◆ Exercise objective: In the listing that follows, count the lines holding the word "CARDINAL" and report only that number.

◆ Stored records:
# # # # # # #

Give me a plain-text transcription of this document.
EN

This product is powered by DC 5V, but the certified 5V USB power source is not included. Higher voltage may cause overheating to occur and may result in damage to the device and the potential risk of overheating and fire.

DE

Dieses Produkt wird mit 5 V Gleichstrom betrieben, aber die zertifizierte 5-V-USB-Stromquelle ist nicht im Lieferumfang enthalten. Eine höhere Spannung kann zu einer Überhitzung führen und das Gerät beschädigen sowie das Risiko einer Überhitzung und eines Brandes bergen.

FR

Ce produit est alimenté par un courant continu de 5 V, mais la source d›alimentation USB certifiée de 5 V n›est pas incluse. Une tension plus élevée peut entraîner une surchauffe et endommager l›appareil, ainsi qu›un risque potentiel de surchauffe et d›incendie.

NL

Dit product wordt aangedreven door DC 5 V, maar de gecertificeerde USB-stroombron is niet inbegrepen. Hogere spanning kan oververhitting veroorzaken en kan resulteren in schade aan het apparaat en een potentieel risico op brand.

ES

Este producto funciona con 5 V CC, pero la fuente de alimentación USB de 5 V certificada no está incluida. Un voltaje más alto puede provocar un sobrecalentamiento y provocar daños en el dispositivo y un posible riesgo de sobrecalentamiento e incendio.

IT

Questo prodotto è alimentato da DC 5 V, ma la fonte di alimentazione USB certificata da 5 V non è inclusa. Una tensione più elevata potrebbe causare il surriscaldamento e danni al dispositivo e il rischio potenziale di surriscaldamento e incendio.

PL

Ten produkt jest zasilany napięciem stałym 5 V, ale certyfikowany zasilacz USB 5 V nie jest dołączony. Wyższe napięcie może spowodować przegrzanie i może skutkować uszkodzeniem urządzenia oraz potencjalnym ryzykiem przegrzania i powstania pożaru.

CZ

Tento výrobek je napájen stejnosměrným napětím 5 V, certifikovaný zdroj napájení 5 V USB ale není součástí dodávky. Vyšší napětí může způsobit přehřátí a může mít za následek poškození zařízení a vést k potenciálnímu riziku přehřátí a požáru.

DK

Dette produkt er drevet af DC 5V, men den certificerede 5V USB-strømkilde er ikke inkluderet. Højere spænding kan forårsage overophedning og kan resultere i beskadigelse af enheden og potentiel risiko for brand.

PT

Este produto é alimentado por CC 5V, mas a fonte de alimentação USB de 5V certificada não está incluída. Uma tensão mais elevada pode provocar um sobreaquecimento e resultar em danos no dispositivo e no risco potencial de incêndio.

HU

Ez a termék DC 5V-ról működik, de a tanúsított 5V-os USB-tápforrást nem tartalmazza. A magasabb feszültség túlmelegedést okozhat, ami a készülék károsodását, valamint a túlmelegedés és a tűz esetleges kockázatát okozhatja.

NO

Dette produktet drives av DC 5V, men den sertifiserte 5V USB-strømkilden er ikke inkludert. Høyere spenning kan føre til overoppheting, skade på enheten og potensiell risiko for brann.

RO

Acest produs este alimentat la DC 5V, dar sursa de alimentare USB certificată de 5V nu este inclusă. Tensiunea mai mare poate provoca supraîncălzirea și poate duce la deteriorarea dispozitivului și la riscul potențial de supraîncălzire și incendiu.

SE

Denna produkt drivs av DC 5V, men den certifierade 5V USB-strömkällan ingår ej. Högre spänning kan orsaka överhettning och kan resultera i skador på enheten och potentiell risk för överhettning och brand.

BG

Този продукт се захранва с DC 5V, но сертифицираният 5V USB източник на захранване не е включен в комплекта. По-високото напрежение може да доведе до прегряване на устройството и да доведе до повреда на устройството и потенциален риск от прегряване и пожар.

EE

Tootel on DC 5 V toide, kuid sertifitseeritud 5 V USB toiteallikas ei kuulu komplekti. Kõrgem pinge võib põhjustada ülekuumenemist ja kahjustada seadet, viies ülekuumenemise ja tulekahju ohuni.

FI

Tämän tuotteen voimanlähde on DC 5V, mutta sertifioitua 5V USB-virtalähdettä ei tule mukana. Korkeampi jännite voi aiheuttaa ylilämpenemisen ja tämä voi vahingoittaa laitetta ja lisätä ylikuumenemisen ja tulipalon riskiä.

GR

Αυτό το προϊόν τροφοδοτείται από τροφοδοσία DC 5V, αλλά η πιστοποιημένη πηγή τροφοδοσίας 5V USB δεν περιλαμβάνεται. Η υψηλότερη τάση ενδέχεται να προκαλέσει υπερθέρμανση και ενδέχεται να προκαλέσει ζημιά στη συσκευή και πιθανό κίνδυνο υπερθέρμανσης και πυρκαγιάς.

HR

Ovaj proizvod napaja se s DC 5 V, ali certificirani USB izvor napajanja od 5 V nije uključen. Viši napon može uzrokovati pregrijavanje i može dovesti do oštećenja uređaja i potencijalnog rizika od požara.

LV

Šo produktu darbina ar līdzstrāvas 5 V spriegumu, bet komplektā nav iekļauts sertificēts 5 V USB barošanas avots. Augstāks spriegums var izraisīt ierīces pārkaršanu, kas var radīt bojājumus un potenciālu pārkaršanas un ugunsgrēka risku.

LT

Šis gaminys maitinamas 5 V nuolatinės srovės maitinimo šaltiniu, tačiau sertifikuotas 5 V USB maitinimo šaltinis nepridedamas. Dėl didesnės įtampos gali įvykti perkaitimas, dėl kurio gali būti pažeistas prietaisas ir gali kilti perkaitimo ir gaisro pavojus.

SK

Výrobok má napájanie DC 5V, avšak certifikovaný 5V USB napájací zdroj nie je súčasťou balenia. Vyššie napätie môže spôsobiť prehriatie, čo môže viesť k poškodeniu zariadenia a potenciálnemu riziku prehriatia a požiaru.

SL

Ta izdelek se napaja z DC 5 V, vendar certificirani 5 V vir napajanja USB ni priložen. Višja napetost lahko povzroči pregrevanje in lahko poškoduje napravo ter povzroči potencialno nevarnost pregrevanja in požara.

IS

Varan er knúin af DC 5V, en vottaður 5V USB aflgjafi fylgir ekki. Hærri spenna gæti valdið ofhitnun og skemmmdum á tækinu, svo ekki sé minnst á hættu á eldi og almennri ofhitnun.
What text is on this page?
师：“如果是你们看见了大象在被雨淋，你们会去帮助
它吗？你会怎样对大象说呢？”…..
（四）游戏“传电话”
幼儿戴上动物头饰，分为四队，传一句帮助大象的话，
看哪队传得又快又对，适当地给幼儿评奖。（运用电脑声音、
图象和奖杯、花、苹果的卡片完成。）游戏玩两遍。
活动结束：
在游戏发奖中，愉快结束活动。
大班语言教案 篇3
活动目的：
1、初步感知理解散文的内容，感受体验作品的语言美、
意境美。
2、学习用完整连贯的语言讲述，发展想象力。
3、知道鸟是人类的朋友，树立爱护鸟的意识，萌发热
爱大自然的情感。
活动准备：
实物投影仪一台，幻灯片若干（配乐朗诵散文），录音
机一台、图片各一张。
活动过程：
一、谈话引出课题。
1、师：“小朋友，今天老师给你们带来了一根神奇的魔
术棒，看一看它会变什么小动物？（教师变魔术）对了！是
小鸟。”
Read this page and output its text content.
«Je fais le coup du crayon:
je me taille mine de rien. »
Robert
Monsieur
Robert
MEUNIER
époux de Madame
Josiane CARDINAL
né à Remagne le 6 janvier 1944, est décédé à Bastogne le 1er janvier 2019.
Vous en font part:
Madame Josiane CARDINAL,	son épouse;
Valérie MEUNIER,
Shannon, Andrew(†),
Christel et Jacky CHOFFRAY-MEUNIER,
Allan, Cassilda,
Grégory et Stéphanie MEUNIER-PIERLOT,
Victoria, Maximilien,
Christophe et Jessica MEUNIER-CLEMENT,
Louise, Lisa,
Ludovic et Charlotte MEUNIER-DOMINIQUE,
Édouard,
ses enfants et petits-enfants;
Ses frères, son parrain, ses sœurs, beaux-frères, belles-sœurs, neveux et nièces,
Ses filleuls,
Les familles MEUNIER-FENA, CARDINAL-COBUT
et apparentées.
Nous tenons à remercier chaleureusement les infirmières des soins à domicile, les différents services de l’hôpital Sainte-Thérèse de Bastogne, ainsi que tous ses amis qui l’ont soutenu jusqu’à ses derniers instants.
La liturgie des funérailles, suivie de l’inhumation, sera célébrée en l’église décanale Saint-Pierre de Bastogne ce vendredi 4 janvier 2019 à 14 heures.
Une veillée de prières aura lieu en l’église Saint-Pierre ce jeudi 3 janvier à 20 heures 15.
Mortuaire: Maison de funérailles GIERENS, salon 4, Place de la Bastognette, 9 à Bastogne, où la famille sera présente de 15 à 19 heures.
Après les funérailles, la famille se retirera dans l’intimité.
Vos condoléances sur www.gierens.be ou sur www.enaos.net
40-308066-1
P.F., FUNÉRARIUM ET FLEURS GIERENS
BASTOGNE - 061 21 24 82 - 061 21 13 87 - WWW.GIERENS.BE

# # # # # # #

◆ Task response: 3